*Consigne a*
Repérez dans les enregistrements chaque ligne contenant la chaîne « bounding » et recopiez-la. La casse compte.
---- Texte fourni
Henri VIII Tudor (1491 - 1547)

Le roi qui respectait trop le mariage

Henri VIII monte sur le trône d'Angleterre à 17 ans, le 22 avril 1509. Il succède à son père Henri VII, fondateur de la dynastie des Tudor, en lieu et place de son frère aîné Arthur, mort prématurément, en 1501.

Henri VIII Tudor à son avènement vers 1509 (Greenwich, 28 juin 1491 ; Whitehall, Londres, 28 janvier 1547) ; portrait de Meynnart Wewyck (musée d'art de Denver)Le roi, qui jouit d'un pouvoir quasiment absolu, va provoquer une rupture religieuse avec Rome et un schisme sanglant pour de simples motifs conjugaux. Colérique mais respectueux du mariage chrétien et soucieux d'avoir un héritier mâle, il va en effet répudier sa première épouse et se marier au total six fois.
--------
---- Données fournies
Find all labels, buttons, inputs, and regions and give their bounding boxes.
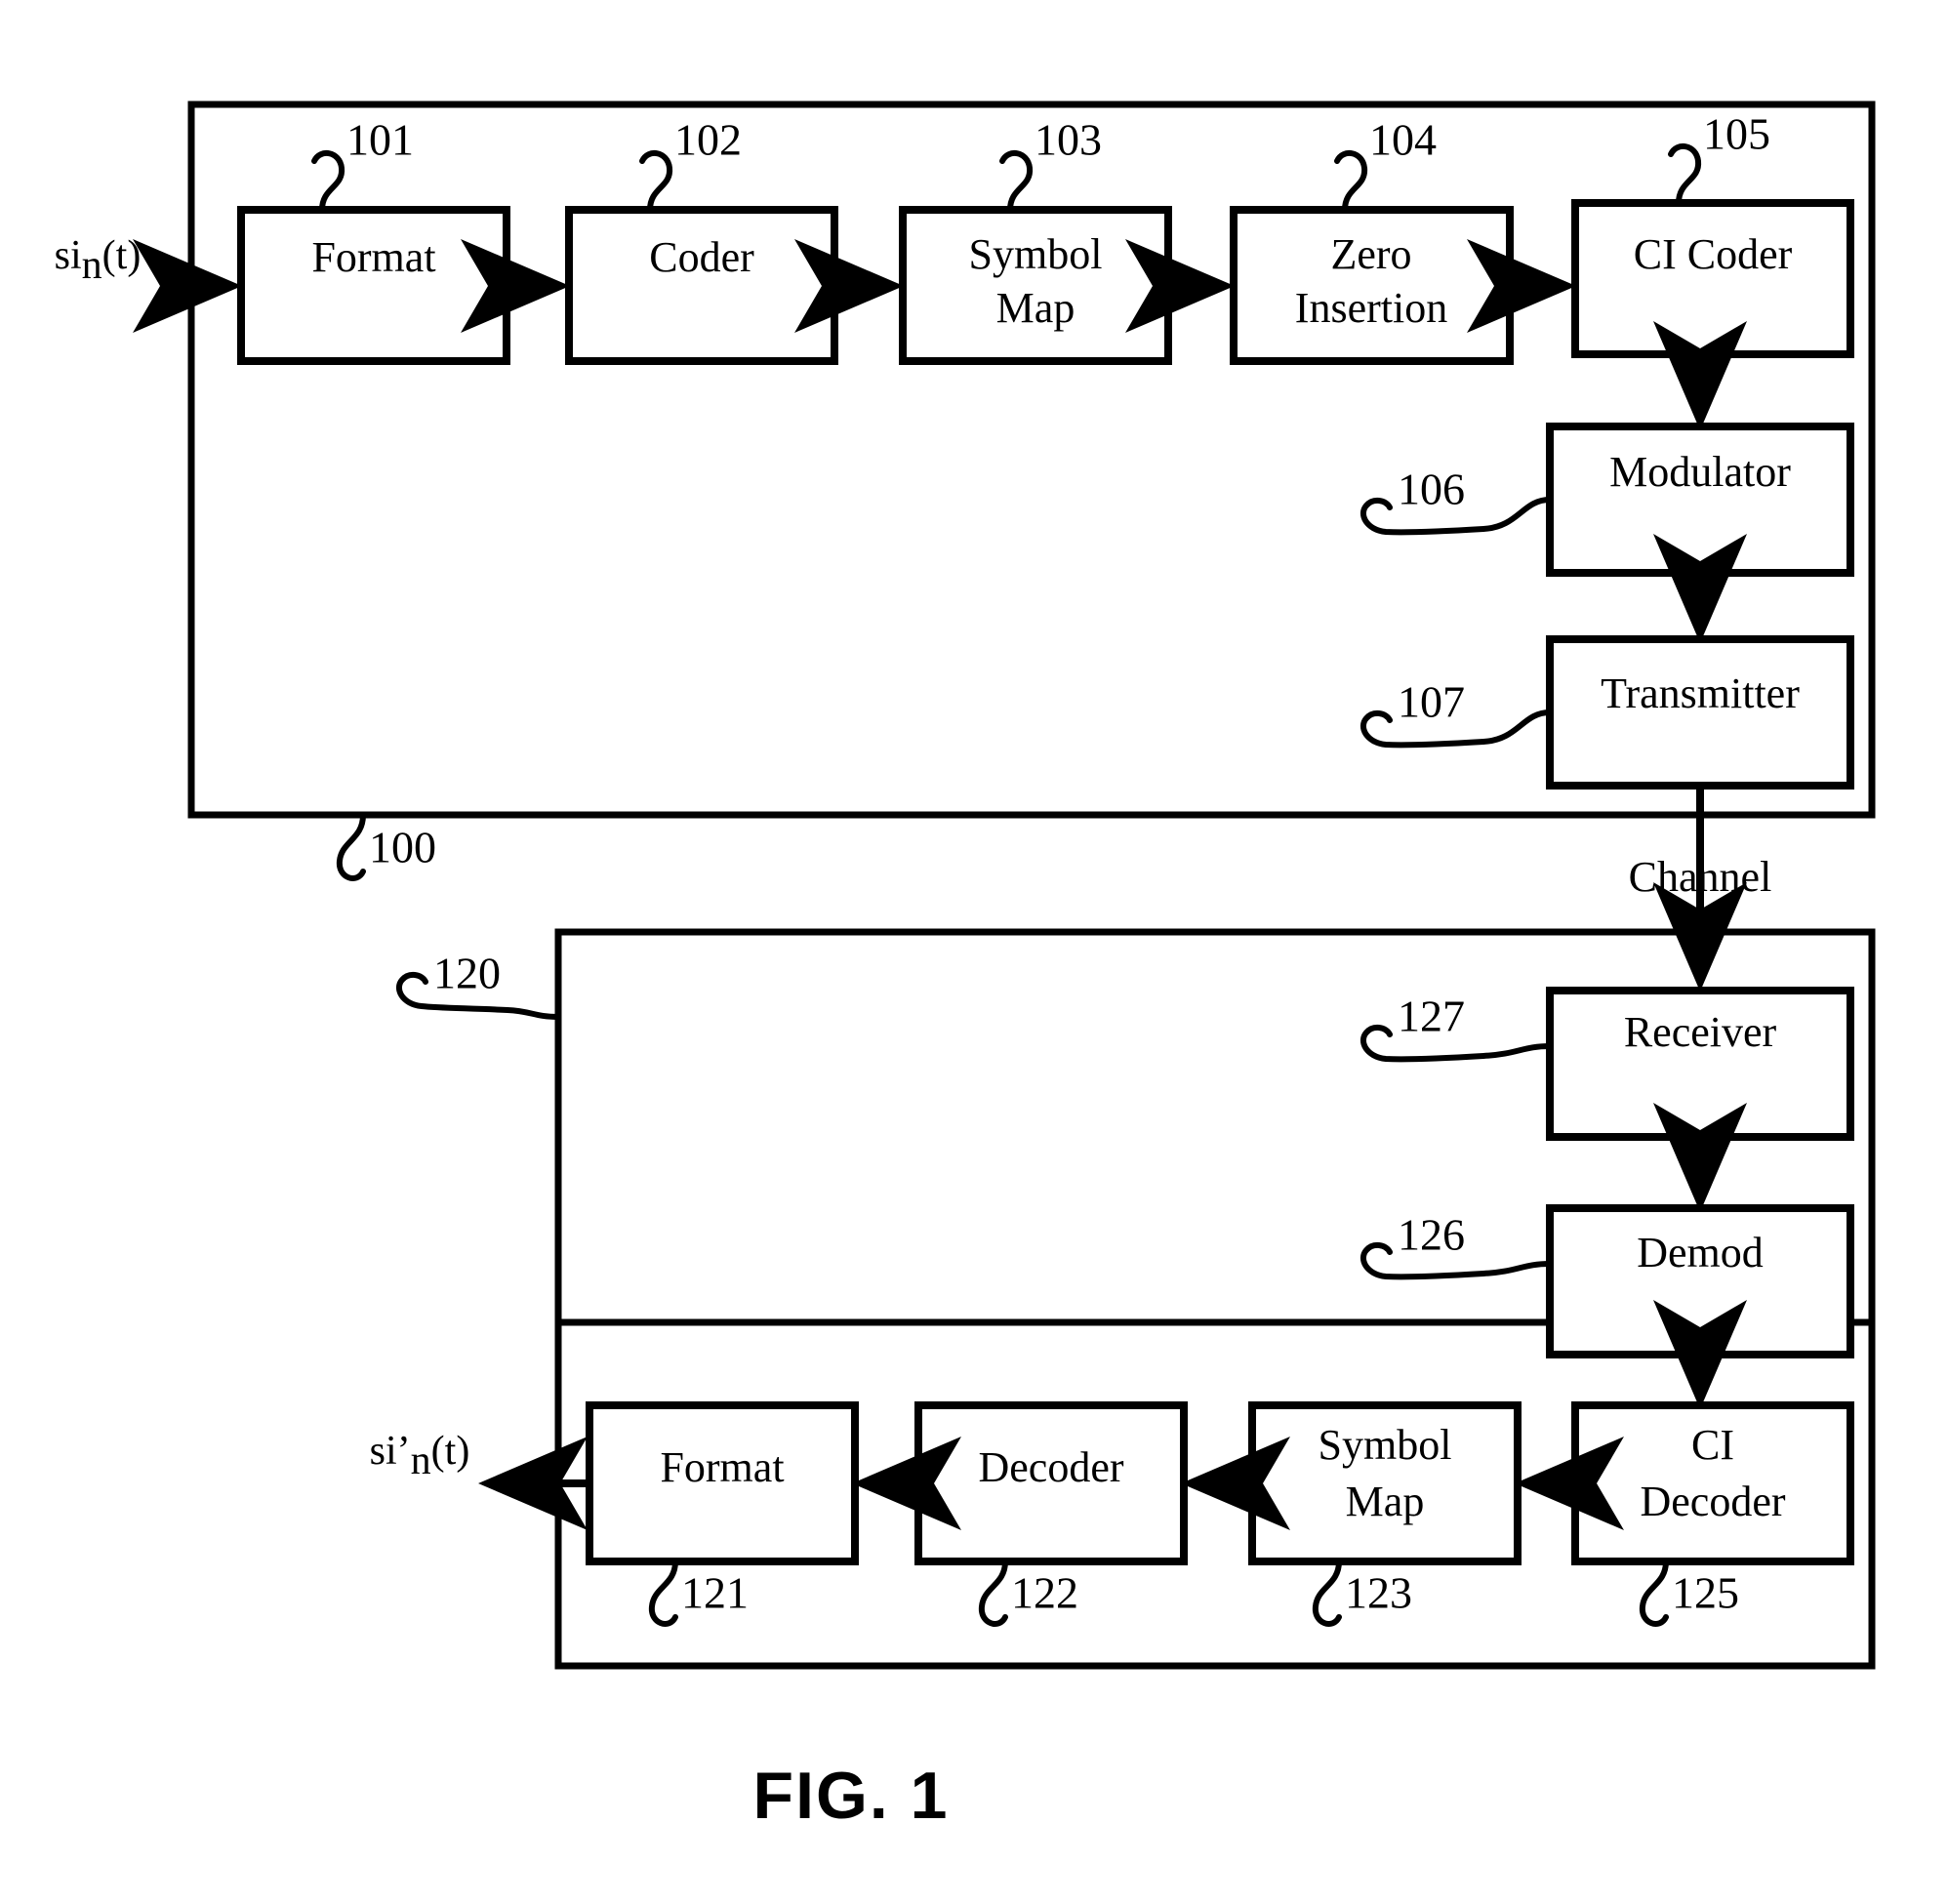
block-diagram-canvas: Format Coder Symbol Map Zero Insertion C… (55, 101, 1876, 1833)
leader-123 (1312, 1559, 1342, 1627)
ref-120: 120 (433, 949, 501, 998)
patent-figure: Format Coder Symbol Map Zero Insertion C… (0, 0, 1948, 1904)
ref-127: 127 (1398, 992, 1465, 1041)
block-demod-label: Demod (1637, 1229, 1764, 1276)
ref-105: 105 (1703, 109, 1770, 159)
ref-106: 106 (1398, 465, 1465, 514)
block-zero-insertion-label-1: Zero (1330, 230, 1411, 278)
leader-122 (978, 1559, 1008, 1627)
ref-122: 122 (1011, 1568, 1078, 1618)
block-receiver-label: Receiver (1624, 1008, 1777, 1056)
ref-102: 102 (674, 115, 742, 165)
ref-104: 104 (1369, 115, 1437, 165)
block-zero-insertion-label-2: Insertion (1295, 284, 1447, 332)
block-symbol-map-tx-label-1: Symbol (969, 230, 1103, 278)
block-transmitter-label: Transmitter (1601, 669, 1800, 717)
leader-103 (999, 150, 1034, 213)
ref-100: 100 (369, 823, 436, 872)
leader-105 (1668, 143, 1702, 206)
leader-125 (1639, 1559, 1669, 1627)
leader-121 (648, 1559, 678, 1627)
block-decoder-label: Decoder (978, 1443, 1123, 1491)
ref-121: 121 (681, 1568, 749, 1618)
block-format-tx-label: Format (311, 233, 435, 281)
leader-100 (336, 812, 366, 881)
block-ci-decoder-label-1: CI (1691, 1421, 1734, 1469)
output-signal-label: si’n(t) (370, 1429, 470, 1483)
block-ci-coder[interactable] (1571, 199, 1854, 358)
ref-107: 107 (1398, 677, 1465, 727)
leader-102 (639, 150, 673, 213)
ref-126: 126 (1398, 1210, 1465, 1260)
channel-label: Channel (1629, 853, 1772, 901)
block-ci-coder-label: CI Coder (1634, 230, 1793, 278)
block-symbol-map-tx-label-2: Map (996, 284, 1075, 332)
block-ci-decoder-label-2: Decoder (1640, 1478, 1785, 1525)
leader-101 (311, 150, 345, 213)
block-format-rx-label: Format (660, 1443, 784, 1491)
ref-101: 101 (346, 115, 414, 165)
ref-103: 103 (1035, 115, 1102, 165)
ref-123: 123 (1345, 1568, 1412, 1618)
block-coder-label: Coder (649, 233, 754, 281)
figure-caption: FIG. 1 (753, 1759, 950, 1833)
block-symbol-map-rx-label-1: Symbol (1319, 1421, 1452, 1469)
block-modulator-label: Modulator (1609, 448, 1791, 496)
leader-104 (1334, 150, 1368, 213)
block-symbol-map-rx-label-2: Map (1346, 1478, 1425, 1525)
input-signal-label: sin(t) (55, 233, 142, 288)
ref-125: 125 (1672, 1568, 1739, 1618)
--------
---- Données fournies
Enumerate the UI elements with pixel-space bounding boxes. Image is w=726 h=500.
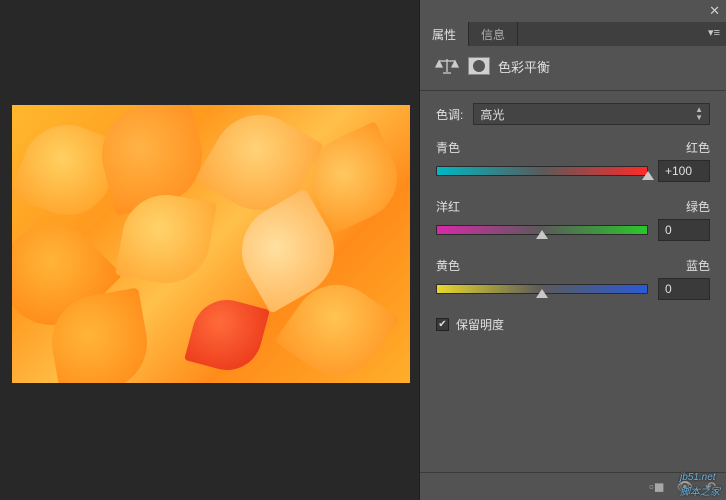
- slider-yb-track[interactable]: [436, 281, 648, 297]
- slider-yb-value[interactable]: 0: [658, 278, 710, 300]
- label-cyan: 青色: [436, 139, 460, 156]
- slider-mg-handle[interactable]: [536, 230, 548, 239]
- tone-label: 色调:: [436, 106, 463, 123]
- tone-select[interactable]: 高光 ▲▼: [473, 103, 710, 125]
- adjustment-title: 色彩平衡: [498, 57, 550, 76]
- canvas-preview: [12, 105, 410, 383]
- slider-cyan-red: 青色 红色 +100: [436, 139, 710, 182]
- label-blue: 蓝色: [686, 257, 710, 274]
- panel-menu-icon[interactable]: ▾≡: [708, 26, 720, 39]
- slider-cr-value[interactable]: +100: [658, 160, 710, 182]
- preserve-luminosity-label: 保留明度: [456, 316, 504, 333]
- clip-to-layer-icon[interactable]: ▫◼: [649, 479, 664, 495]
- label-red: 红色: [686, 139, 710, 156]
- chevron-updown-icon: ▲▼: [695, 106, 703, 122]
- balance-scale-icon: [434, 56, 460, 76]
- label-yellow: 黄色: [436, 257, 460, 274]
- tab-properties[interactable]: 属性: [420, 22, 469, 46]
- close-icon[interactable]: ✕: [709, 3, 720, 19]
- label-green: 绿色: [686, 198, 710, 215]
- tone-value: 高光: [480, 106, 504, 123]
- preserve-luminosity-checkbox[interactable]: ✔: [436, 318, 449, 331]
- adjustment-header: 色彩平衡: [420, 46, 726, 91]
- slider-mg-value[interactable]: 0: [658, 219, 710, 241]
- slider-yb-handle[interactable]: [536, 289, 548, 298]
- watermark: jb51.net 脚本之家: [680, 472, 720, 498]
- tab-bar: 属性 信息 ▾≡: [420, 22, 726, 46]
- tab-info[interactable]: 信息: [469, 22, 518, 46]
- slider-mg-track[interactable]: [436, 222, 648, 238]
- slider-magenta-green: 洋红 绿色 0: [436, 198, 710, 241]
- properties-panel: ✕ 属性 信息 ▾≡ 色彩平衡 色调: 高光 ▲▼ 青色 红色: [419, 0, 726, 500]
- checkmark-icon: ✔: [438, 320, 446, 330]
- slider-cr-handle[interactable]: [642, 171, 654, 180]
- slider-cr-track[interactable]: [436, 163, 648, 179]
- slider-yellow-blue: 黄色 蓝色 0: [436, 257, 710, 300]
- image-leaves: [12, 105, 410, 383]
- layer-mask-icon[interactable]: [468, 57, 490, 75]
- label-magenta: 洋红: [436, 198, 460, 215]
--------
*Consigne b*
Prolongez le texte sur Henri VIII juste après sa dernière phrase.

*Réponse attendue a*
Find all labels, buttons, inputs, and regions and give their bounding boxes.
Enumerate the UI elements with pixel-space bounding boxes. Image is w=726 h=500.

*Réponse attendue b*
Outre la première épouse, Catherine d'Aragon (mère de la future reine Marie Tudor), il aura aussi répudié Anne de Clèves. Il aura par ailleurs fait décapiter Anne Boleyn (mère de la future Elizabeth Ière) et Catherine Howard. Jeanne Seymour sera morte en couches en donnant le jour au futur Édouard VI. Catherine Parr aura enfin la chance insigne de lui survivre.

En définitive, après le règne très bref de son seul fils, ce sont ses deux filles réputées bâtardes qui vont lui succéder sur le trône, dont Elizabeth Ière qui demeure à bien des égards le plus grand souverain qu'ait eu l'Angleterre, très supérieure à son « Barbe bleue » de père.

Fabienne Manière

Un prince de la Renaissance

Dès son accession au trône et afin de consolider les droits de sa dynastie, Henri VIII épouse Catherine d'Aragon (24 ans) qui a été mariée quelques mois à son frère Arthur sans que le mariage ait été consommé. Elle est la fille des Rois Catholiques Ferdinand d'Aragon et Isabelle de Castille et compte les rois Plantagenêt parmi ses ascendants.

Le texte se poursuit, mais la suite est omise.